Prompt: Search the material for the word "JSON" and copy each line that holds it.

(Dataset rows about figures)
○ ○ ○ ○

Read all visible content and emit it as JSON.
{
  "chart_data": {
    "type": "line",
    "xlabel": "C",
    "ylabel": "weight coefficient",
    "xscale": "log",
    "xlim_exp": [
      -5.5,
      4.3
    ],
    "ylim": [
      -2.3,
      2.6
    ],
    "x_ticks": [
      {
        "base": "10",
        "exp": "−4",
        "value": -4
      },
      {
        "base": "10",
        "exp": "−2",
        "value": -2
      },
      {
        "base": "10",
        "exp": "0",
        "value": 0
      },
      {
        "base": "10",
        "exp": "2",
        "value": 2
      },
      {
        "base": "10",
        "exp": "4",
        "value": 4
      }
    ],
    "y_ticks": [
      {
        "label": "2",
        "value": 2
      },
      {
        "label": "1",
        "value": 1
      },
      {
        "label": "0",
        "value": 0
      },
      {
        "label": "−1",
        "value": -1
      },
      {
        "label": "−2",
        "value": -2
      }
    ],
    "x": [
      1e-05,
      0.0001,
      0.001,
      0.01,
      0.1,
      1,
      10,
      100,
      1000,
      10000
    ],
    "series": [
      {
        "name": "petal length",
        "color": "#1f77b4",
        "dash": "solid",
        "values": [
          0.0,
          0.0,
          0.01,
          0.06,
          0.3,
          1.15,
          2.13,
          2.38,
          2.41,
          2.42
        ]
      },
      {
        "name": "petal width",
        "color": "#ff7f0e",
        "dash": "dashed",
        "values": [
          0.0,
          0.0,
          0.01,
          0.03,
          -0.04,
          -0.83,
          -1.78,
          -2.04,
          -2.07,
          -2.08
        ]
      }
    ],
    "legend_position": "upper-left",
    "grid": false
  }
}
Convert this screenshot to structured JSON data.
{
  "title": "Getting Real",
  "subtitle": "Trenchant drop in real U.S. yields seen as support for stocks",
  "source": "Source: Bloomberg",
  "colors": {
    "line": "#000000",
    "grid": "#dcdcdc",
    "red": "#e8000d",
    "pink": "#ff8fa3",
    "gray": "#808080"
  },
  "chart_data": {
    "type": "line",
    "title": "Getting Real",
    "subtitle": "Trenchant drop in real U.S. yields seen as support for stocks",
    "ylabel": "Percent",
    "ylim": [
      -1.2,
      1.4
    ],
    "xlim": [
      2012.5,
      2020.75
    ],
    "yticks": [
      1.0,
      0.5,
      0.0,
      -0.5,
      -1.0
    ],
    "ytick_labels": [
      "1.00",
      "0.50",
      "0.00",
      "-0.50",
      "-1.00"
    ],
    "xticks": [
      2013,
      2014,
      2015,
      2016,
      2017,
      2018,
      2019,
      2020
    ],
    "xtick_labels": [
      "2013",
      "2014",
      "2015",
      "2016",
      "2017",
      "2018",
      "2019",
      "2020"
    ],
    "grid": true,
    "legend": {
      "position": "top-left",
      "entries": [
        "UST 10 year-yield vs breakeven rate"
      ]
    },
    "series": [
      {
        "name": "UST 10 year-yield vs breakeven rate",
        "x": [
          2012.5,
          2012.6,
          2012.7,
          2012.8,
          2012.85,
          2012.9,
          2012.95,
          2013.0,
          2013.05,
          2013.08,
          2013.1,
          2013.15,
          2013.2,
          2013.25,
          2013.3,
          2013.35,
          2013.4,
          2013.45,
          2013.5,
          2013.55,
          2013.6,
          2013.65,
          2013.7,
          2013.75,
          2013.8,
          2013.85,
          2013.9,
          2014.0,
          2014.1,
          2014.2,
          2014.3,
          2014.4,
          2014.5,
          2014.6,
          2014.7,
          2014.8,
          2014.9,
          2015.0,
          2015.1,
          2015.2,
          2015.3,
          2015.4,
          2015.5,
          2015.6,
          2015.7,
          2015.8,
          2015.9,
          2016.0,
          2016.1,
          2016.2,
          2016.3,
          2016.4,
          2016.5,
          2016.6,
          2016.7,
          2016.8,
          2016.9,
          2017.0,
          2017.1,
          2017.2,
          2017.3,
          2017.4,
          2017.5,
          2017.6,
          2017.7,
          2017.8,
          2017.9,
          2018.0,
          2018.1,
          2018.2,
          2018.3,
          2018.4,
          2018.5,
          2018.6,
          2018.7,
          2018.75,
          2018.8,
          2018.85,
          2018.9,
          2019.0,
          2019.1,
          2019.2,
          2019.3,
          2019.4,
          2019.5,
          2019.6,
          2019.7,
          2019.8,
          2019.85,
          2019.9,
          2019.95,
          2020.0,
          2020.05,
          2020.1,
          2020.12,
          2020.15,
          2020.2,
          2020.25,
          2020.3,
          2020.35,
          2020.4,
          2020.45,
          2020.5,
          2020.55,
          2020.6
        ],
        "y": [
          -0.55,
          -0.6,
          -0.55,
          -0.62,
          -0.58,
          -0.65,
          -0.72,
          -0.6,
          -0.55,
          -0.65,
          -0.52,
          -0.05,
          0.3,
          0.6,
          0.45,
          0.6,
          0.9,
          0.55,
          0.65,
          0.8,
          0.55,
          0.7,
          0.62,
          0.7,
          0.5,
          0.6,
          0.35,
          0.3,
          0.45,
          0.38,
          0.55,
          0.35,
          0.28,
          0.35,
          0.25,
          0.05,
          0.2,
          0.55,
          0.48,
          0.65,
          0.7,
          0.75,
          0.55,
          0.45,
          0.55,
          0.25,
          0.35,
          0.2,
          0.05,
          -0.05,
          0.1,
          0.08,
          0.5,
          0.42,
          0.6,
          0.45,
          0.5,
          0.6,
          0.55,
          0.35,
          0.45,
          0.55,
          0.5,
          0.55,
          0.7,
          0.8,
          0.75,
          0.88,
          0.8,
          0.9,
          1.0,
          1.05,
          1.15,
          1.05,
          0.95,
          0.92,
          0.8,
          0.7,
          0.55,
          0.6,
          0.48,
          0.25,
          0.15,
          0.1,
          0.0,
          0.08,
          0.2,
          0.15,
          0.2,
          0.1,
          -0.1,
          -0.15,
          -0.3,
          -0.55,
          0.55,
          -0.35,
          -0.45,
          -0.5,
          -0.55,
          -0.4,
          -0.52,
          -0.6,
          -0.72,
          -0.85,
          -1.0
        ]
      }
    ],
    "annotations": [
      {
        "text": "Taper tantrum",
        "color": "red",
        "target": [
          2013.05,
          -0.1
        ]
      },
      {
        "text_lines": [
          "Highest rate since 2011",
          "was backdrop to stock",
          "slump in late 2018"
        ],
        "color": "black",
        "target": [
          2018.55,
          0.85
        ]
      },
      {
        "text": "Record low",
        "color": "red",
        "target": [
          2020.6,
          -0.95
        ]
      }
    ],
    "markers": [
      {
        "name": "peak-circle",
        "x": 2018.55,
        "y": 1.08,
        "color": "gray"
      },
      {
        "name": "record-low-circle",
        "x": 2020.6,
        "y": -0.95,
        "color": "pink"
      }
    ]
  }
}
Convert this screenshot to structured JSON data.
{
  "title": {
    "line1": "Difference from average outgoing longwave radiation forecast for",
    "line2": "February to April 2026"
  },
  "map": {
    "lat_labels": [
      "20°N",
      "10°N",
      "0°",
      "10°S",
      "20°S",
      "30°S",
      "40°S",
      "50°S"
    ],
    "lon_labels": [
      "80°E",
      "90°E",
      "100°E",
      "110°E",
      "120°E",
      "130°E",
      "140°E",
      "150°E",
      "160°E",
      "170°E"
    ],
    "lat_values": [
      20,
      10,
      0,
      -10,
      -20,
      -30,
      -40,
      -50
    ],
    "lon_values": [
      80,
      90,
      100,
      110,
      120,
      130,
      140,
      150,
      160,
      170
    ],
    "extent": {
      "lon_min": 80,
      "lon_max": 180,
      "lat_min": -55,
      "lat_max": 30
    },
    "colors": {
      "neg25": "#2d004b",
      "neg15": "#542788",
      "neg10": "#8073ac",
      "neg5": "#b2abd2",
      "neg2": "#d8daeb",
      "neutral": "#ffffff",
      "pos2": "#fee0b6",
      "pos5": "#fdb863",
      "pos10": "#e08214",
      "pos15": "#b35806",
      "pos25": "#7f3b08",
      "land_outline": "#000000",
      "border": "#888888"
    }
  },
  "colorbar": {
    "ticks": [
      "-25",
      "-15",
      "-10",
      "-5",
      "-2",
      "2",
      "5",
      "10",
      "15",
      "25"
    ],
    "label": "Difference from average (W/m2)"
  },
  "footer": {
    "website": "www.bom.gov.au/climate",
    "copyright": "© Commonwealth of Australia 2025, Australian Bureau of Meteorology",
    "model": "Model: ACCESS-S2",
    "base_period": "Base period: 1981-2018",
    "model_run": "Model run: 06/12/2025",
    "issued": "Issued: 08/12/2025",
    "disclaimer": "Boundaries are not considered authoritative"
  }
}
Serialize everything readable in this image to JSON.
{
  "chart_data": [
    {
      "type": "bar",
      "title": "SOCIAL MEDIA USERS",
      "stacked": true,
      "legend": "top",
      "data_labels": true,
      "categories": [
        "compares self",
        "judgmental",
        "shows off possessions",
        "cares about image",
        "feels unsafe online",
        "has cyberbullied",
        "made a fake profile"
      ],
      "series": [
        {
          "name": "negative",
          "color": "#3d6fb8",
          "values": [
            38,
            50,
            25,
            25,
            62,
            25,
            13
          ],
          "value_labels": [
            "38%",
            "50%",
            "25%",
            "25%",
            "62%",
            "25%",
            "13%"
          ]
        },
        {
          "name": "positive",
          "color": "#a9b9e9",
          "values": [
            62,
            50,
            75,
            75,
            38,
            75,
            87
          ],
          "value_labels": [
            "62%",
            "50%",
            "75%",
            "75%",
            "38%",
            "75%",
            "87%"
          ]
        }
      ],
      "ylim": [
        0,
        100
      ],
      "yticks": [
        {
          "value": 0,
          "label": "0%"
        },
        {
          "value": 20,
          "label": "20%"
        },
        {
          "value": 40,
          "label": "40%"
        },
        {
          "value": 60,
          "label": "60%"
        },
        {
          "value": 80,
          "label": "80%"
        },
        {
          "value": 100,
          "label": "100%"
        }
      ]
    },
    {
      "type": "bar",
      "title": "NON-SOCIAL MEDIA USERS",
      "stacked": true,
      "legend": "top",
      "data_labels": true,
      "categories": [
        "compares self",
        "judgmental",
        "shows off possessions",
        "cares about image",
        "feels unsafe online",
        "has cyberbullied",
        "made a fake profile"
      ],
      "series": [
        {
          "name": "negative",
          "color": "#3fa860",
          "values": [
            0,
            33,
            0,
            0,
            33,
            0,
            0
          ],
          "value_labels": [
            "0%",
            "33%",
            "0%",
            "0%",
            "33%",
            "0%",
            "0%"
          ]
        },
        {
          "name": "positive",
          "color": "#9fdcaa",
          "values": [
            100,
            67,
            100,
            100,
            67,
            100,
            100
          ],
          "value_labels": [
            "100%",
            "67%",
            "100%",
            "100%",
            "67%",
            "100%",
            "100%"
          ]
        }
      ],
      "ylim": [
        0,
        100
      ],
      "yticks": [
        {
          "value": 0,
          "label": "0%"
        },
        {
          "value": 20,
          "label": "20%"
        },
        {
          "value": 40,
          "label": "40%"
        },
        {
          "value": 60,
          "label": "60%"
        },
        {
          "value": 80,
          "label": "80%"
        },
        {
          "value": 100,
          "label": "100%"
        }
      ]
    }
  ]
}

○ ○ ○ ○

Solved exercise:
Read all visible content and emit it as JSON.
Convert this screenshot to structured JSON data.
Convert this screenshot to structured JSON data.
Serialize everything readable in this image to JSON.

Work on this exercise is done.